───── INFORMATION SUPPLIED ─────

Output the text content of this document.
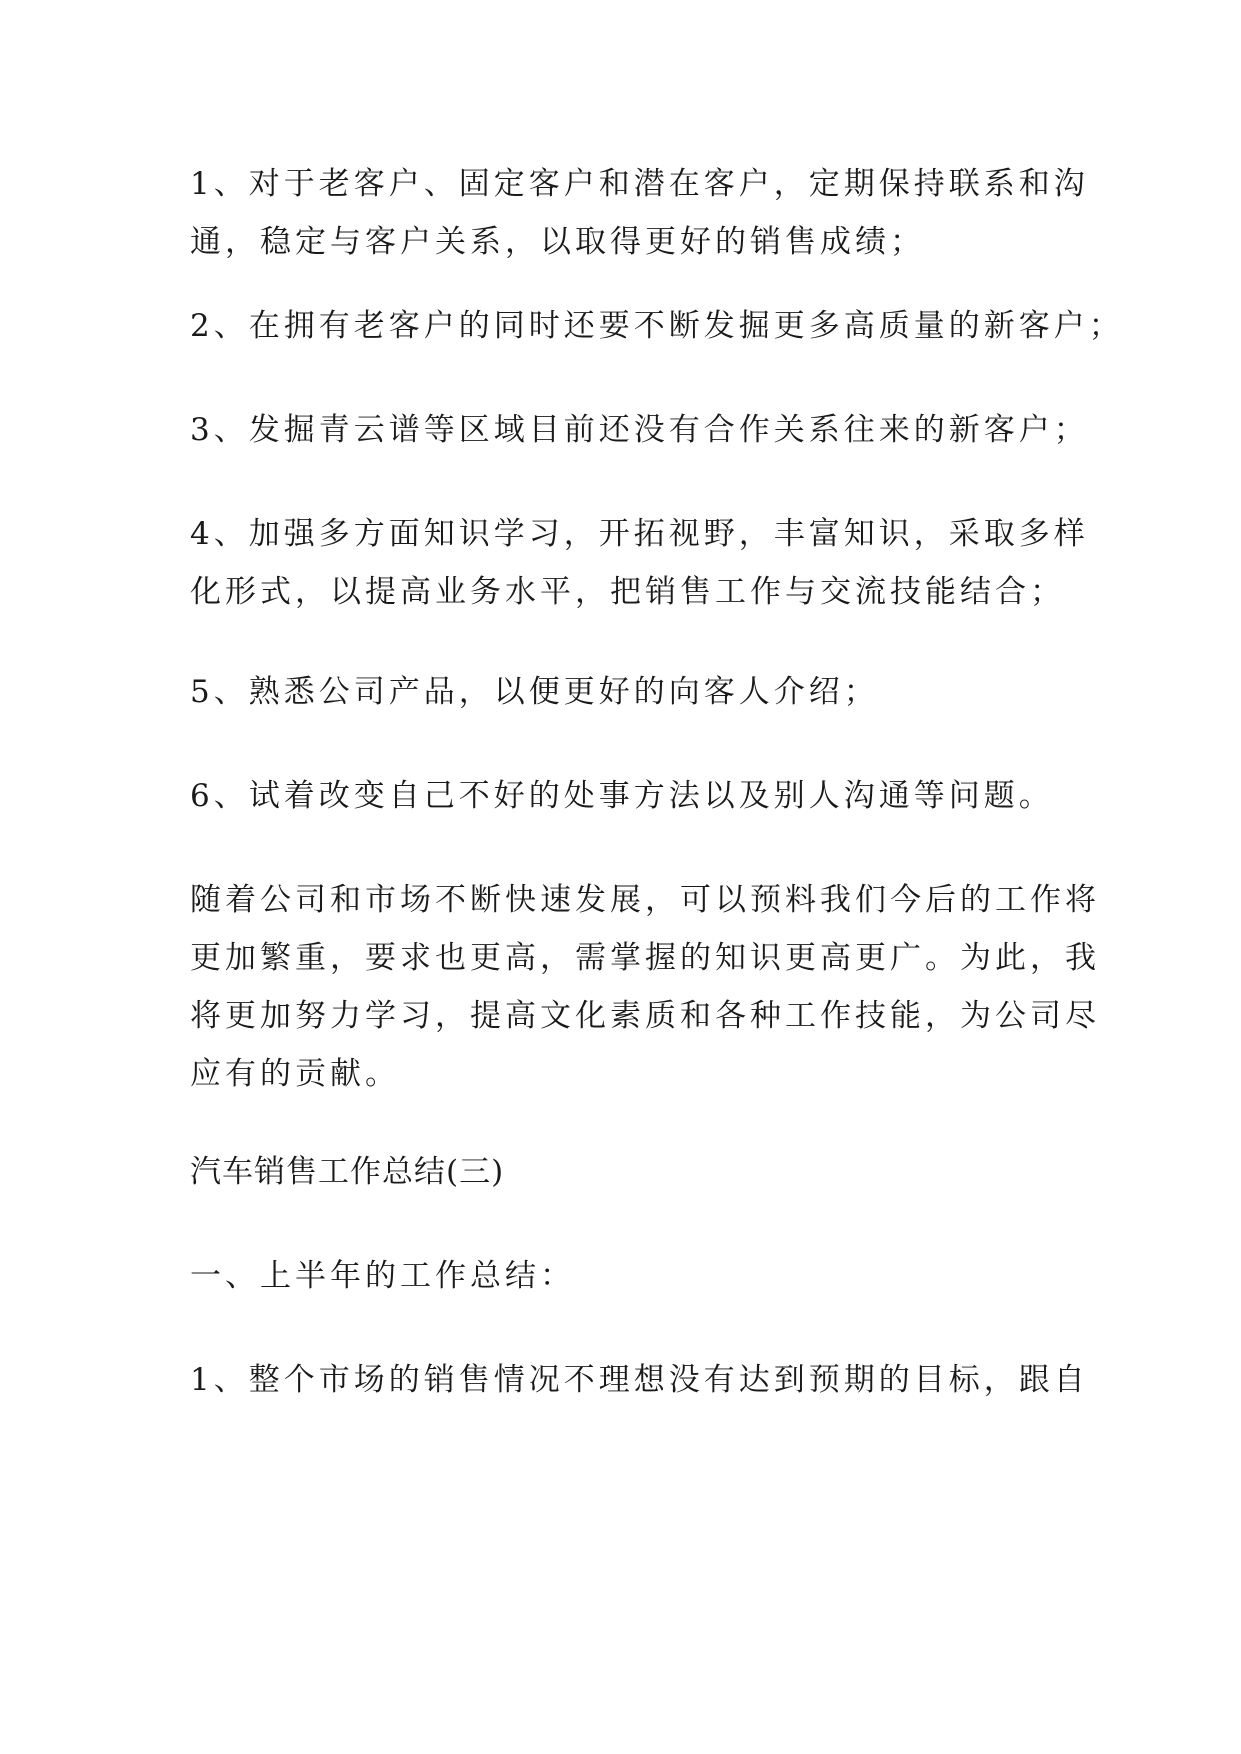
1、对于老客户、固定客户和潜在客户，定期保持联系和沟
通，稳定与客户关系，以取得更好的销售成绩；

2、在拥有老客户的同时还要不断发掘更多高质量的新客户；

3、发掘青云谱等区域目前还没有合作关系往来的新客户；

4、加强多方面知识学习，开拓视野，丰富知识，采取多样
化形式，以提高业务水平，把销售工作与交流技能结合；

5、熟悉公司产品，以便更好的向客人介绍；

6、试着改变自己不好的处事方法以及别人沟通等问题。

随着公司和市场不断快速发展，可以预料我们今后的工作将
更加繁重，要求也更高，需掌握的知识更高更广。为此，我
将更加努力学习，提高文化素质和各种工作技能，为公司尽
应有的贡献。

汽车销售工作总结(三)

一、上半年的工作总结：

1、整个市场的销售情况不理想没有达到预期的目标，跟自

─────

» EXERCISE DETAILS
Return the material exactly as given, apart from the pictures.

» RESULT
Output the text content of this document.
1、对于老客户、固定客户和潜在客户，定期保持联系和沟
通，稳定与客户关系，以取得更好的销售成绩；

2、在拥有老客户的同时还要不断发掘更多高质量的新客户；

3、发掘青云谱等区域目前还没有合作关系往来的新客户；

4、加强多方面知识学习，开拓视野，丰富知识，采取多样
化形式，以提高业务水平，把销售工作与交流技能结合；

5、熟悉公司产品，以便更好的向客人介绍；

6、试着改变自己不好的处事方法以及别人沟通等问题。

随着公司和市场不断快速发展，可以预料我们今后的工作将
更加繁重，要求也更高，需掌握的知识更高更广。为此，我
将更加努力学习，提高文化素质和各种工作技能，为公司尽
应有的贡献。

汽车销售工作总结(三)

一、上半年的工作总结：

1、整个市场的销售情况不理想没有达到预期的目标，跟自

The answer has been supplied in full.